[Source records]
◇ ◇ ◇
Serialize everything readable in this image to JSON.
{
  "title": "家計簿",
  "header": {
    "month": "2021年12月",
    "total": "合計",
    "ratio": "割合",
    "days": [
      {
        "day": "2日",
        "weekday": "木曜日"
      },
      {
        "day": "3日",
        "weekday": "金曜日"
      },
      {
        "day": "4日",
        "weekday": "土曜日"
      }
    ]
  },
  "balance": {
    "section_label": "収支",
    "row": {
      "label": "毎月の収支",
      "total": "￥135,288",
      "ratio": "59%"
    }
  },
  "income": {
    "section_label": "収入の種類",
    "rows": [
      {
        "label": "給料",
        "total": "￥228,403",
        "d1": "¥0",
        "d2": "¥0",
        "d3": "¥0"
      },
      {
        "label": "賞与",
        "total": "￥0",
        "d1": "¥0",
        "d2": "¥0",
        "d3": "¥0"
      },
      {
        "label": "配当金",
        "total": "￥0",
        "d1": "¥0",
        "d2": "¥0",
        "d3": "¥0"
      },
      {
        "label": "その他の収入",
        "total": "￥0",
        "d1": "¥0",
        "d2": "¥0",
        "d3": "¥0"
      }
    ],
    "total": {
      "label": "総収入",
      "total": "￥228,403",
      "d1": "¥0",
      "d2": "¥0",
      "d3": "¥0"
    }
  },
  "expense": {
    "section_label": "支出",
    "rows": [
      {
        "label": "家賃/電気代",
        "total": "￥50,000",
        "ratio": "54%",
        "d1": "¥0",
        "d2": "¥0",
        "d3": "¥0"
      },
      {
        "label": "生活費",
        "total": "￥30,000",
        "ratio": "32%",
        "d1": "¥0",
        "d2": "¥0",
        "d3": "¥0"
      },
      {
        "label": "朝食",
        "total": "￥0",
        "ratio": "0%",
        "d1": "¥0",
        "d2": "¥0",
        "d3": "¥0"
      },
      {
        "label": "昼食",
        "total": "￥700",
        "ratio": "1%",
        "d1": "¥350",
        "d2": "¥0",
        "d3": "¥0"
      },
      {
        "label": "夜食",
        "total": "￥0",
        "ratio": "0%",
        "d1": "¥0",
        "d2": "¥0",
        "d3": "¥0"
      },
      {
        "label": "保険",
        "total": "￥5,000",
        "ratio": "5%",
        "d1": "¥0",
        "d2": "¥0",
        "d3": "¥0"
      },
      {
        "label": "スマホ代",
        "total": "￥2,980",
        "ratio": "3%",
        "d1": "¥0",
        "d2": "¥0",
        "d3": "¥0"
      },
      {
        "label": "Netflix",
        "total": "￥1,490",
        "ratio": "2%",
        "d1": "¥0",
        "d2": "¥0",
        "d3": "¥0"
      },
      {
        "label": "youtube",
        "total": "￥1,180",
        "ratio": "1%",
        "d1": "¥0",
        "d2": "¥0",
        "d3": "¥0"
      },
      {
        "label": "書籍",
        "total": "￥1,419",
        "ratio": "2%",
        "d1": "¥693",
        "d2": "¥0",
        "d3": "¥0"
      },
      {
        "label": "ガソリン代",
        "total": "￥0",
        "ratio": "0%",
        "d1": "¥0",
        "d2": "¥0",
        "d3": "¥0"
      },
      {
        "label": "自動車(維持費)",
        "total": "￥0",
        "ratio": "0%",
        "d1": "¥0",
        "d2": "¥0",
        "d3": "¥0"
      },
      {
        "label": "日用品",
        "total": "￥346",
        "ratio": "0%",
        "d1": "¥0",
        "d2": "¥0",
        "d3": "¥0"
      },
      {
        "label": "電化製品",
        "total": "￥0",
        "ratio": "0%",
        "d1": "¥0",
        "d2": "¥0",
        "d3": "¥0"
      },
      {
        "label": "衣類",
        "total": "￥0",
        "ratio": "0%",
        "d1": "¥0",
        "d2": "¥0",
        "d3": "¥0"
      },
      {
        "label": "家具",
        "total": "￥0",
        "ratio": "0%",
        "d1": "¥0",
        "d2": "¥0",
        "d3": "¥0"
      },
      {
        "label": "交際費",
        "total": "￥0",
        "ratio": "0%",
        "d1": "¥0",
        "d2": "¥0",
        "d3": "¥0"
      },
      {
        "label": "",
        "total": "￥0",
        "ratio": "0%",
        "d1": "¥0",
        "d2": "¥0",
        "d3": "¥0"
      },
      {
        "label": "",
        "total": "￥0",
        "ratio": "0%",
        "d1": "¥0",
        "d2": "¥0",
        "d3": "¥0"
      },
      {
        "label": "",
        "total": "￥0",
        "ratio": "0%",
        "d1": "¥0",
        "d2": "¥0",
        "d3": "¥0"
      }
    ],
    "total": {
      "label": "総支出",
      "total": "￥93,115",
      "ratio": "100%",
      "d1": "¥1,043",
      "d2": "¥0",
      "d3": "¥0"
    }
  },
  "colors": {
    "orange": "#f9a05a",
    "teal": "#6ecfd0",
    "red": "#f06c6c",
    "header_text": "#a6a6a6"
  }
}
◇ ◇ ◇
**WORK TO BE COMPLETED:** Print the records above exactly as they appear.

**EXERCISE RESULT:**
Serialize everything readable in this image to JSON.
{
  "title": "家計簿",
  "header": {
    "month": "2021年12月",
    "total": "合計",
    "ratio": "割合",
    "days": [
      {
        "day": "2日",
        "weekday": "木曜日"
      },
      {
        "day": "3日",
        "weekday": "金曜日"
      },
      {
        "day": "4日",
        "weekday": "土曜日"
      }
    ]
  },
  "balance": {
    "section_label": "収支",
    "row": {
      "label": "毎月の収支",
      "total": "￥135,288",
      "ratio": "59%"
    }
  },
  "income": {
    "section_label": "収入の種類",
    "rows": [
      {
        "label": "給料",
        "total": "￥228,403",
        "d1": "¥0",
        "d2": "¥0",
        "d3": "¥0"
      },
      {
        "label": "賞与",
        "total": "￥0",
        "d1": "¥0",
        "d2": "¥0",
        "d3": "¥0"
      },
      {
        "label": "配当金",
        "total": "￥0",
        "d1": "¥0",
        "d2": "¥0",
        "d3": "¥0"
      },
      {
        "label": "その他の収入",
        "total": "￥0",
        "d1": "¥0",
        "d2": "¥0",
        "d3": "¥0"
      }
    ],
    "total": {
      "label": "総収入",
      "total": "￥228,403",
      "d1": "¥0",
      "d2": "¥0",
      "d3": "¥0"
    }
  },
  "expense": {
    "section_label": "支出",
    "rows": [
      {
        "label": "家賃/電気代",
        "total": "￥50,000",
        "ratio": "54%",
        "d1": "¥0",
        "d2": "¥0",
        "d3": "¥0"
      },
      {
        "label": "生活費",
        "total": "￥30,000",
        "ratio": "32%",
        "d1": "¥0",
        "d2": "¥0",
        "d3": "¥0"
      },
      {
        "label": "朝食",
        "total": "￥0",
        "ratio": "0%",
        "d1": "¥0",
        "d2": "¥0",
        "d3": "¥0"
      },
      {
        "label": "昼食",
        "total": "￥700",
        "ratio": "1%",
        "d1": "¥350",
        "d2": "¥0",
        "d3": "¥0"
      },
      {
        "label": "夜食",
        "total": "￥0",
        "ratio": "0%",
        "d1": "¥0",
        "d2": "¥0",
        "d3": "¥0"
      },
      {
        "label": "保険",
        "total": "￥5,000",
        "ratio": "5%",
        "d1": "¥0",
        "d2": "¥0",
        "d3": "¥0"
      },
      {
        "label": "スマホ代",
        "total": "￥2,980",
        "ratio": "3%",
        "d1": "¥0",
        "d2": "¥0",
        "d3": "¥0"
      },
      {
        "label": "Netflix",
        "total": "￥1,490",
        "ratio": "2%",
        "d1": "¥0",
        "d2": "¥0",
        "d3": "¥0"
      },
      {
        "label": "youtube",
        "total": "￥1,180",
        "ratio": "1%",
        "d1": "¥0",
        "d2": "¥0",
        "d3": "¥0"
      },
      {
        "label": "書籍",
        "total": "￥1,419",
        "ratio": "2%",
        "d1": "¥693",
        "d2": "¥0",
        "d3": "¥0"
      },
      {
        "label": "ガソリン代",
        "total": "￥0",
        "ratio": "0%",
        "d1": "¥0",
        "d2": "¥0",
        "d3": "¥0"
      },
      {
        "label": "自動車(維持費)",
        "total": "￥0",
        "ratio": "0%",
        "d1": "¥0",
        "d2": "¥0",
        "d3": "¥0"
      },
      {
        "label": "日用品",
        "total": "￥346",
        "ratio": "0%",
        "d1": "¥0",
        "d2": "¥0",
        "d3": "¥0"
      },
      {
        "label": "電化製品",
        "total": "￥0",
        "ratio": "0%",
        "d1": "¥0",
        "d2": "¥0",
        "d3": "¥0"
      },
      {
        "label": "衣類",
        "total": "￥0",
        "ratio": "0%",
        "d1": "¥0",
        "d2": "¥0",
        "d3": "¥0"
      },
      {
        "label": "家具",
        "total": "￥0",
        "ratio": "0%",
        "d1": "¥0",
        "d2": "¥0",
        "d3": "¥0"
      },
      {
        "label": "交際費",
        "total": "￥0",
        "ratio": "0%",
        "d1": "¥0",
        "d2": "¥0",
        "d3": "¥0"
      },
      {
        "label": "",
        "total": "￥0",
        "ratio": "0%",
        "d1": "¥0",
        "d2": "¥0",
        "d3": "¥0"
      },
      {
        "label": "",
        "total": "￥0",
        "ratio": "0%",
        "d1": "¥0",
        "d2": "¥0",
        "d3": "¥0"
      },
      {
        "label": "",
        "total": "￥0",
        "ratio": "0%",
        "d1": "¥0",
        "d2": "¥0",
        "d3": "¥0"
      }
    ],
    "total": {
      "label": "総支出",
      "total": "￥93,115",
      "ratio": "100%",
      "d1": "¥1,043",
      "d2": "¥0",
      "d3": "¥0"
    }
  },
  "colors": {
    "orange": "#f9a05a",
    "teal": "#6ecfd0",
    "red": "#f06c6c",
    "header_text": "#a6a6a6"
  }
}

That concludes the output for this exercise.